⟨
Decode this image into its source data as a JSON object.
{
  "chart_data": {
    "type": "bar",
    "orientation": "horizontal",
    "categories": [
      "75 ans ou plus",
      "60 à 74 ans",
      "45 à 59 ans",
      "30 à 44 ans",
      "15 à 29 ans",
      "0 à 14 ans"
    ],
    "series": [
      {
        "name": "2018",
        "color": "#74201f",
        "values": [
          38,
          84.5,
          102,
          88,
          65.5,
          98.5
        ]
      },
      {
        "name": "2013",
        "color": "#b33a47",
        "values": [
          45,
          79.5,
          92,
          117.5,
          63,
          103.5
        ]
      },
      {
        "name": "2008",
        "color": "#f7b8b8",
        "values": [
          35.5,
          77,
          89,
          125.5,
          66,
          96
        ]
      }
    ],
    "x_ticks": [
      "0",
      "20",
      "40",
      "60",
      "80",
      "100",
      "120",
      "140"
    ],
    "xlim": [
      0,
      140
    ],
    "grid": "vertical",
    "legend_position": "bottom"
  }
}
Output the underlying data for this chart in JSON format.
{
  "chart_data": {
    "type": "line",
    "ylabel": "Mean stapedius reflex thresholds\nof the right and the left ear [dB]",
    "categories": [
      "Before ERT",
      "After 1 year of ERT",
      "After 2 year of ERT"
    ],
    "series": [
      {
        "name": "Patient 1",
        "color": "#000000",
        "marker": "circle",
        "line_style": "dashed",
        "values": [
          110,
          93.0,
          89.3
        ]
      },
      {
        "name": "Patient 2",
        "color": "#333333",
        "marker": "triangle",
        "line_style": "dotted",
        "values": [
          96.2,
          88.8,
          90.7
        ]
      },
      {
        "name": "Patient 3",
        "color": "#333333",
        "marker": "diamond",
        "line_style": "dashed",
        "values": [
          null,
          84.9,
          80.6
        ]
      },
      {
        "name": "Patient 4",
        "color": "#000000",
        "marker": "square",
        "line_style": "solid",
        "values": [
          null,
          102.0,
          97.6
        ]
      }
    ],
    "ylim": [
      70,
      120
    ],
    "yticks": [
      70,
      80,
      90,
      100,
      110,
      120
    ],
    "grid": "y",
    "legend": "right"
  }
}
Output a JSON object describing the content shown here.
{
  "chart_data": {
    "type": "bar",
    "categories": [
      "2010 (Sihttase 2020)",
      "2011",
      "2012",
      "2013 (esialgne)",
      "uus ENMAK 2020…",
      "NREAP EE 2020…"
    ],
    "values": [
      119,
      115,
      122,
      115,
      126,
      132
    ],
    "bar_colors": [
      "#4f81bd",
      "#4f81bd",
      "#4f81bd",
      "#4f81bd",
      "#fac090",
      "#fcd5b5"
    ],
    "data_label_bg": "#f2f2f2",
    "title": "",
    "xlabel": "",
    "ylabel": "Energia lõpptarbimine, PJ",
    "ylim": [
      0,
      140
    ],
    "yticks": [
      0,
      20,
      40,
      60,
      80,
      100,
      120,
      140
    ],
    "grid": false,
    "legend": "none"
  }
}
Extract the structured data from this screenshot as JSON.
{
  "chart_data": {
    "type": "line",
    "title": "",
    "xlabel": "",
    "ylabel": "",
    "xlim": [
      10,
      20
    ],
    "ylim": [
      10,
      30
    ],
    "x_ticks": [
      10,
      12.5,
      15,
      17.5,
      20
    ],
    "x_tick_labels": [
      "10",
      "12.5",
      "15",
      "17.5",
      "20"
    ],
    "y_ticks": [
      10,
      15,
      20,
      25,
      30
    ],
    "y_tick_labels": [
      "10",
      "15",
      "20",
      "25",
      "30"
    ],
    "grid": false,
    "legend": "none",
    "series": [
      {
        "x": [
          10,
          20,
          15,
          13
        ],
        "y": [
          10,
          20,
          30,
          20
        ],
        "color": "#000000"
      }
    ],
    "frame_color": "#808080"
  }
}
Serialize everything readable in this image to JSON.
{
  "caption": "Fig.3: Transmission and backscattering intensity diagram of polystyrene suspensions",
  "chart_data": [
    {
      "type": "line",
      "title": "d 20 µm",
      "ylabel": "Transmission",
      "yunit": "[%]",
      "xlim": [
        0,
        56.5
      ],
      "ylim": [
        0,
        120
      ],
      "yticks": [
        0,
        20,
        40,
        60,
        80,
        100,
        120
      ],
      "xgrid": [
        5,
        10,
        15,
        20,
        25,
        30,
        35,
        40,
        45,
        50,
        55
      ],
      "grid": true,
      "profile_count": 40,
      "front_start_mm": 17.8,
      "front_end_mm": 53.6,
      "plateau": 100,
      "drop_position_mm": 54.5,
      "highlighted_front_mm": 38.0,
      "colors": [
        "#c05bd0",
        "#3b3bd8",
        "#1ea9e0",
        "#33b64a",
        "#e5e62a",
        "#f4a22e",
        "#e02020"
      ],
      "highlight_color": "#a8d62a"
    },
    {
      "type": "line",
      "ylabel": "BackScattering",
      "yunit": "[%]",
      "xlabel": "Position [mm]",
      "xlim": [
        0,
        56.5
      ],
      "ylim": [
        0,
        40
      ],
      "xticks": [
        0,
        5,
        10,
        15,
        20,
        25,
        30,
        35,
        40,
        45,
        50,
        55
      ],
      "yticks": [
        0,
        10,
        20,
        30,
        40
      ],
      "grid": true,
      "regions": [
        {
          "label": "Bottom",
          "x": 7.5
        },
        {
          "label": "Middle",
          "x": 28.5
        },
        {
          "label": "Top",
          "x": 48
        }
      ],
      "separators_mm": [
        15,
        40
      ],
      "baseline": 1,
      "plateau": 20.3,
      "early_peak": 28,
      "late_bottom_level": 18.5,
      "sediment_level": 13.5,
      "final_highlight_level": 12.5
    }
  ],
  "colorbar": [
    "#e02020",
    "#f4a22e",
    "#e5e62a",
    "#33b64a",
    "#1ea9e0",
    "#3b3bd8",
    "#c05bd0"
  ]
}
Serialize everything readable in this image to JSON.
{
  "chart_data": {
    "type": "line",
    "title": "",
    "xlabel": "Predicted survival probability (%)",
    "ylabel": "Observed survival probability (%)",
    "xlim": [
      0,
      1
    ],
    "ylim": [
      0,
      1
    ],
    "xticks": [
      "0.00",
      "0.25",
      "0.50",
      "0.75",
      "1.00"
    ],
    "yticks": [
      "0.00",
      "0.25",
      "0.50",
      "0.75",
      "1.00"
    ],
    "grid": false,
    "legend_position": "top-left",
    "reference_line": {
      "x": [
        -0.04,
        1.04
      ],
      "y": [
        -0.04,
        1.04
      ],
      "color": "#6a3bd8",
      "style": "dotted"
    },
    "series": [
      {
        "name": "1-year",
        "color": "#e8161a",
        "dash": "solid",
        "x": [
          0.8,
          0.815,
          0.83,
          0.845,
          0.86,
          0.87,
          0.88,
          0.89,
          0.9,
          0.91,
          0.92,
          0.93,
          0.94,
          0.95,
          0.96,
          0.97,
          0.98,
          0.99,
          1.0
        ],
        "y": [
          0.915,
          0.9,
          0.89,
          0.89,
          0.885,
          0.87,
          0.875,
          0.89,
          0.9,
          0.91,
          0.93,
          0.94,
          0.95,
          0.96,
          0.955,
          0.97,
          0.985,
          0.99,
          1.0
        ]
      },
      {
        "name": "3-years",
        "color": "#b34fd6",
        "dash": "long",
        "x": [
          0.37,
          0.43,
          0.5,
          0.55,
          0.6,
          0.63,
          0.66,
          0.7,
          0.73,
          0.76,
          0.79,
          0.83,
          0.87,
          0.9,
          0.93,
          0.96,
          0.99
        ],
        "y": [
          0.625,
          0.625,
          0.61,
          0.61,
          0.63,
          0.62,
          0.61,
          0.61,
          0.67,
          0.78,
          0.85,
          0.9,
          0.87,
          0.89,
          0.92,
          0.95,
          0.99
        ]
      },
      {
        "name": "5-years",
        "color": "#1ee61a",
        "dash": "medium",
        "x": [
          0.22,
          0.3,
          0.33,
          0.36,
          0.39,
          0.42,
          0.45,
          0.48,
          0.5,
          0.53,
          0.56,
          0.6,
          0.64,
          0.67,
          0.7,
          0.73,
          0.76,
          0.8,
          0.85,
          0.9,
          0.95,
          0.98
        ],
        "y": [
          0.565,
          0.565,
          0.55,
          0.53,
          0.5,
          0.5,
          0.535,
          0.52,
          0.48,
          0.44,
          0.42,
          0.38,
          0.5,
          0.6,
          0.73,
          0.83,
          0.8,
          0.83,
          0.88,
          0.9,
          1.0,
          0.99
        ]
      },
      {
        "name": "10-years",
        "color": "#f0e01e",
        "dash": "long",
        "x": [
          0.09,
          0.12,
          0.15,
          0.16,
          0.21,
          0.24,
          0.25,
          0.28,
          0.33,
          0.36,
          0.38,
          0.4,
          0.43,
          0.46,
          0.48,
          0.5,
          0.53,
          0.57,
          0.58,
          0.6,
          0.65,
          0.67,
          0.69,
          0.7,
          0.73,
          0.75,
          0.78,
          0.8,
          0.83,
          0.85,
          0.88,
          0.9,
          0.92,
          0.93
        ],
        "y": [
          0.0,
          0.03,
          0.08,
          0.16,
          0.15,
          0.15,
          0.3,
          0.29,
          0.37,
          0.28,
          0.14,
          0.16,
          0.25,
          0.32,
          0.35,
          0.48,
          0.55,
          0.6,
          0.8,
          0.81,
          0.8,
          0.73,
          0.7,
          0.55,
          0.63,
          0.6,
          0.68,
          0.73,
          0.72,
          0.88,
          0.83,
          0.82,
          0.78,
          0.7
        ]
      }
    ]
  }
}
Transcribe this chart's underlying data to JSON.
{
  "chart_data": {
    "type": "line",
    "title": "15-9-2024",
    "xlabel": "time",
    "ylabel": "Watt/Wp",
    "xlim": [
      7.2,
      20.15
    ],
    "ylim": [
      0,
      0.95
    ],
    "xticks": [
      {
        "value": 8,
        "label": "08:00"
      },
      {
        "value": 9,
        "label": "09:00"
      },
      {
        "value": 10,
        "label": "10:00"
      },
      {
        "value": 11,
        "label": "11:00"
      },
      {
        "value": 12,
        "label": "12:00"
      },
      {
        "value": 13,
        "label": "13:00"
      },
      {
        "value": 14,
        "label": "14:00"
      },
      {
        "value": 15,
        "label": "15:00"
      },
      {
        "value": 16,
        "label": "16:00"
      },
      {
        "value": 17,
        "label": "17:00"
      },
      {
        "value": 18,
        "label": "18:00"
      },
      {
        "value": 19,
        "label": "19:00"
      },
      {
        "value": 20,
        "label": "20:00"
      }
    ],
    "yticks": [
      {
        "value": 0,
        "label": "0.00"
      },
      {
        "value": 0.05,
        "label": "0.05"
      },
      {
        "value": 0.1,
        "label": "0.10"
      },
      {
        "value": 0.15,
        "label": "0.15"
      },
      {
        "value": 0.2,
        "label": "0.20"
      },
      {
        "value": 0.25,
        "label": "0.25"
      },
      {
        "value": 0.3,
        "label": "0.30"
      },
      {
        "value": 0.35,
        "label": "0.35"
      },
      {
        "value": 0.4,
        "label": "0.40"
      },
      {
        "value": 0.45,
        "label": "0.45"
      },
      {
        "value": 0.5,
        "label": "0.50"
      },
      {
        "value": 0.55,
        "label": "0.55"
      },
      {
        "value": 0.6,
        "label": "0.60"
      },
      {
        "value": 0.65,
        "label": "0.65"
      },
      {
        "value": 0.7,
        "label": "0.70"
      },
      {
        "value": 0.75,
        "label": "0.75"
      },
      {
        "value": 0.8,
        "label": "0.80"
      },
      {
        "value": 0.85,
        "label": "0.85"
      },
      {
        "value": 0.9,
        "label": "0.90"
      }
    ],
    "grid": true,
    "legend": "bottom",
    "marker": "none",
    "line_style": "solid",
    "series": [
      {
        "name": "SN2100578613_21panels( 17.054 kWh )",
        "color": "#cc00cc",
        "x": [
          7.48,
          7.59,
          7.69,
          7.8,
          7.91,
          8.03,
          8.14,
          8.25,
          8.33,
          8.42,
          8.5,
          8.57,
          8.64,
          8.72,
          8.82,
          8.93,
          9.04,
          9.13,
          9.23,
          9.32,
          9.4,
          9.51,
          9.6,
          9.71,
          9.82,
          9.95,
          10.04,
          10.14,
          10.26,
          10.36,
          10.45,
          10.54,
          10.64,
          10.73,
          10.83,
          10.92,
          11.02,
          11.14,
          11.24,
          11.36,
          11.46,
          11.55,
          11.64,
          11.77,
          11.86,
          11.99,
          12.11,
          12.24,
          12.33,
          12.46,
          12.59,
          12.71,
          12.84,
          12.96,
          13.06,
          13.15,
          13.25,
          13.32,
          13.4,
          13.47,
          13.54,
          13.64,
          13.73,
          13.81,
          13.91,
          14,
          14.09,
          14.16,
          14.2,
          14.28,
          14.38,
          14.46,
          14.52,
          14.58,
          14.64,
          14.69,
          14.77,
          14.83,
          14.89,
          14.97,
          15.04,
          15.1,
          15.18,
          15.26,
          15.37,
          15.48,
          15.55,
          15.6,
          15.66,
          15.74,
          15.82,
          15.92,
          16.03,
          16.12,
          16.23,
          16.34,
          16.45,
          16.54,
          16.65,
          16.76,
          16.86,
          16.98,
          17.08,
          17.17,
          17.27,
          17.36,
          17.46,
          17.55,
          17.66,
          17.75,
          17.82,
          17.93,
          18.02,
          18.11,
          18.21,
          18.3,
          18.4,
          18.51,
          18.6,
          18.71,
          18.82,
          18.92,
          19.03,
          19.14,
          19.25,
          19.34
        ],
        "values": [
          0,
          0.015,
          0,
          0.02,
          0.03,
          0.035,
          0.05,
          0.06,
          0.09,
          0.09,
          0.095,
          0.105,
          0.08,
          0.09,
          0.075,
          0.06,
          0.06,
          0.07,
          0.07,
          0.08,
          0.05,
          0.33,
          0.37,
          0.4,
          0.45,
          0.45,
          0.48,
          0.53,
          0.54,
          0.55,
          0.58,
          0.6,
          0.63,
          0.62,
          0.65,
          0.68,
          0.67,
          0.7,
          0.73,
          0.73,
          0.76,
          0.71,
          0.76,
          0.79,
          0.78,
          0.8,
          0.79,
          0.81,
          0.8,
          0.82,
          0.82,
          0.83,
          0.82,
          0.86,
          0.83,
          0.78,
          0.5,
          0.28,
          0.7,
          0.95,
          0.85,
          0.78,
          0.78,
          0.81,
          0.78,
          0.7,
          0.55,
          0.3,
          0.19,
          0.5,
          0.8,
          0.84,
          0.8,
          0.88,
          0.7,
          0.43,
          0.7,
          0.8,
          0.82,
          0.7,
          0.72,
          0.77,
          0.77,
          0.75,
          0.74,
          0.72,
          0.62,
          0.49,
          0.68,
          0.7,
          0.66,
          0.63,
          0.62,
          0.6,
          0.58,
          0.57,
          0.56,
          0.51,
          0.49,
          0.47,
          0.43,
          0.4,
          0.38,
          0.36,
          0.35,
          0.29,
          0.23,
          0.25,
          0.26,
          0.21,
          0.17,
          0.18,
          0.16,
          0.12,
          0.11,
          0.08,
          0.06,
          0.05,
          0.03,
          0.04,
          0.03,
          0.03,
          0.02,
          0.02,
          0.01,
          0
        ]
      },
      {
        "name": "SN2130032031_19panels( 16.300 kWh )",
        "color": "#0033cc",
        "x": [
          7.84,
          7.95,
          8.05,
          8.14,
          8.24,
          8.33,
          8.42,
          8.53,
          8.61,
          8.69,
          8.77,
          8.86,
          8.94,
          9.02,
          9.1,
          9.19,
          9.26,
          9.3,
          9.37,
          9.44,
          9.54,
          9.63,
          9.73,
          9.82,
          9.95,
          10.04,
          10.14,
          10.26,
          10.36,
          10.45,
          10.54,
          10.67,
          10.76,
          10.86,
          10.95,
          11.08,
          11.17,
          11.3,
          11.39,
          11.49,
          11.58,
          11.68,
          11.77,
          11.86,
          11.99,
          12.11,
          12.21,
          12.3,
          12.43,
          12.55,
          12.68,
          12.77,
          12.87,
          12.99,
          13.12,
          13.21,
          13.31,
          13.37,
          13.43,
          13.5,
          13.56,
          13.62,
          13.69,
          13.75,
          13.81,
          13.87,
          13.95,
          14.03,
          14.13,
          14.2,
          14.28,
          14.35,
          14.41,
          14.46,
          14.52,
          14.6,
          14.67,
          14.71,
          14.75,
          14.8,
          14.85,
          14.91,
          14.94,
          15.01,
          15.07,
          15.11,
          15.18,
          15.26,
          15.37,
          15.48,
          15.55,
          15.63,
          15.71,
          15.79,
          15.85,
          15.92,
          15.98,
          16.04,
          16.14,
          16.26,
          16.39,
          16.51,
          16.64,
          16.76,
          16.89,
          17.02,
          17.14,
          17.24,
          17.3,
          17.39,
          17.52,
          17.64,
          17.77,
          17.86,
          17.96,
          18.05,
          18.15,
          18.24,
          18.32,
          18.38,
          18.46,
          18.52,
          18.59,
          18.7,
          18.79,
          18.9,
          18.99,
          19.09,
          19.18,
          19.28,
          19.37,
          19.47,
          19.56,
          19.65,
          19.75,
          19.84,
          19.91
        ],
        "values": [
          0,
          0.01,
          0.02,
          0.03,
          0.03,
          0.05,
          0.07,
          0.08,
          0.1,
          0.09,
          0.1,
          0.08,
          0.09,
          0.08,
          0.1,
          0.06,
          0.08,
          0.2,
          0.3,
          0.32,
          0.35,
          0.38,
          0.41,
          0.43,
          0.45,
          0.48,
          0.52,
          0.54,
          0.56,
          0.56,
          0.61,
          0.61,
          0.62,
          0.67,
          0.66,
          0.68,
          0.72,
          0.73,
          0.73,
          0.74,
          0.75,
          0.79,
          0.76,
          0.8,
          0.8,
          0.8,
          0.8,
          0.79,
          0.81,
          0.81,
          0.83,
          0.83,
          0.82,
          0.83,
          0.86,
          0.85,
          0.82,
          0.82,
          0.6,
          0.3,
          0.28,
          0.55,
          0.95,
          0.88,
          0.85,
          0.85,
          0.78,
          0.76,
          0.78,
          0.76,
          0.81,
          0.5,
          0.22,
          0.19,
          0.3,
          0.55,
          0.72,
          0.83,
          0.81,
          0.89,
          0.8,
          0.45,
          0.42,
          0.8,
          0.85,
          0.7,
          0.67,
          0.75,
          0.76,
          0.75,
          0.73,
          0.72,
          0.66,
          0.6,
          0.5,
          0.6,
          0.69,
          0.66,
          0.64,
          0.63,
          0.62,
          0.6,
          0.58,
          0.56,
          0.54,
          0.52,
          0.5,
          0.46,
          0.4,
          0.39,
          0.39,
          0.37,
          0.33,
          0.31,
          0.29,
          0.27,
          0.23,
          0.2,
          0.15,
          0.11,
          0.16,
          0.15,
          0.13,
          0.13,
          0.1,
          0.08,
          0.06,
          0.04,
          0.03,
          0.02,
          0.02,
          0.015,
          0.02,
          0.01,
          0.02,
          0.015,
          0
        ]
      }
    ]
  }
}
⟩
● **WHAT THE TASK REQUIRES**: Report only how many lines of the listing hold the word "Transmission".

● **SOLUTION FOR THIS PROBLEM**: 2